§ Problem details: Which lines include the word "your"? Copy each of them.

□ □ □ □

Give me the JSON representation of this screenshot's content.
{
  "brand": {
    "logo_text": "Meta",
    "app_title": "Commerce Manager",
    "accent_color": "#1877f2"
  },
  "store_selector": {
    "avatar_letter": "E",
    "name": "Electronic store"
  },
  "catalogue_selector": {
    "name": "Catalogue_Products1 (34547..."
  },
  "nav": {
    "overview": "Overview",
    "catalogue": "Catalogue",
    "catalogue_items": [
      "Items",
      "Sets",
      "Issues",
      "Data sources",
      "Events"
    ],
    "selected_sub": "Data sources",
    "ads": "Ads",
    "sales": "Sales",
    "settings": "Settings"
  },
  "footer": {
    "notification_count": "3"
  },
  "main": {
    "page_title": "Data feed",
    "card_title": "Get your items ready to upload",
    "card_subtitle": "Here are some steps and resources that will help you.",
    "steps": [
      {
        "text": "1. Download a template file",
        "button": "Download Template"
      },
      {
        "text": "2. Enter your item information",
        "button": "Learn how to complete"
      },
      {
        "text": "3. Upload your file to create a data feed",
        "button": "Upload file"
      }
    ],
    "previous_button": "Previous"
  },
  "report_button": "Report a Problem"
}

□ □ □ □

§ Reply:
    "card_title": "Get your items ready to upload",
        "text": "2. Enter your item information",
        "text": "3. Upload your file to create a data feed",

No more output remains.